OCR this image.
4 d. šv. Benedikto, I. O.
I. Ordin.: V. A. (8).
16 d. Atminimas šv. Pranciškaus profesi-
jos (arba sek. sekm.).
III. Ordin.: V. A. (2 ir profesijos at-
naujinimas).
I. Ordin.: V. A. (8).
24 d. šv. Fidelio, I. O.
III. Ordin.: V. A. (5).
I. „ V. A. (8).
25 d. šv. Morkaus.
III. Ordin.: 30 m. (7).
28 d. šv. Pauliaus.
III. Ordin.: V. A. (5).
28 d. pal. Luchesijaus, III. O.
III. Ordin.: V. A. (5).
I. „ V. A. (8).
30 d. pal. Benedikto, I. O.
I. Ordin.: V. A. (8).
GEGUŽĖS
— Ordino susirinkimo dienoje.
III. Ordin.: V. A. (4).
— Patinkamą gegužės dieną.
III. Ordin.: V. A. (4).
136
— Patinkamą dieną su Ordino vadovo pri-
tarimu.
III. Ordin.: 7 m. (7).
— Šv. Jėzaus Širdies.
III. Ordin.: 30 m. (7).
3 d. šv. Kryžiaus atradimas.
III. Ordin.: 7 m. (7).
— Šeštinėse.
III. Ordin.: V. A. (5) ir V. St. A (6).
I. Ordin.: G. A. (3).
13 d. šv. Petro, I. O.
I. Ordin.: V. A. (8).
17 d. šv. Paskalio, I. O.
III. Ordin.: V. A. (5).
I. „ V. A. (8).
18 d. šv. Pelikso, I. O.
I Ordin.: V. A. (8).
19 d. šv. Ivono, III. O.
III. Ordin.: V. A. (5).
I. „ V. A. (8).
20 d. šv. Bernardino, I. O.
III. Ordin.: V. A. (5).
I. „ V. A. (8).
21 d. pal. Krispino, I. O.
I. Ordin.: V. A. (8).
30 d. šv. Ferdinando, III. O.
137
══════════
Copy every line of the records word for word.

**Solution to this exercise**
OCR this image.
4 d. šv. Benedikto, I. O.
I. Ordin.: V. A. (8).
16 d. Atminimas šv. Pranciškaus profesi-
jos (arba sek. sekm.).
III. Ordin.: V. A. (2 ir profesijos at-
naujinimas).
I. Ordin.: V. A. (8).
24 d. šv. Fidelio, I. O.
III. Ordin.: V. A. (5).
I. „ V. A. (8).
25 d. šv. Morkaus.
III. Ordin.: 30 m. (7).
28 d. šv. Pauliaus.
III. Ordin.: V. A. (5).
28 d. pal. Luchesijaus, III. O.
III. Ordin.: V. A. (5).
I. „ V. A. (8).
30 d. pal. Benedikto, I. O.
I. Ordin.: V. A. (8).
GEGUŽĖS
— Ordino susirinkimo dienoje.
III. Ordin.: V. A. (4).
— Patinkamą gegužės dieną.
III. Ordin.: V. A. (4).
136
— Patinkamą dieną su Ordino vadovo pri-
tarimu.
III. Ordin.: 7 m. (7).
— Šv. Jėzaus Širdies.
III. Ordin.: 30 m. (7).
3 d. šv. Kryžiaus atradimas.
III. Ordin.: 7 m. (7).
— Šeštinėse.
III. Ordin.: V. A. (5) ir V. St. A (6).
I. Ordin.: G. A. (3).
13 d. šv. Petro, I. O.
I. Ordin.: V. A. (8).
17 d. šv. Paskalio, I. O.
III. Ordin.: V. A. (5).
I. „ V. A. (8).
18 d. šv. Pelikso, I. O.
I Ordin.: V. A. (8).
19 d. šv. Ivono, III. O.
III. Ordin.: V. A. (5).
I. „ V. A. (8).
20 d. šv. Bernardino, I. O.
III. Ordin.: V. A. (5).
I. „ V. A. (8).
21 d. pal. Krispino, I. O.
I. Ordin.: V. A. (8).
30 d. šv. Ferdinando, III. O.
137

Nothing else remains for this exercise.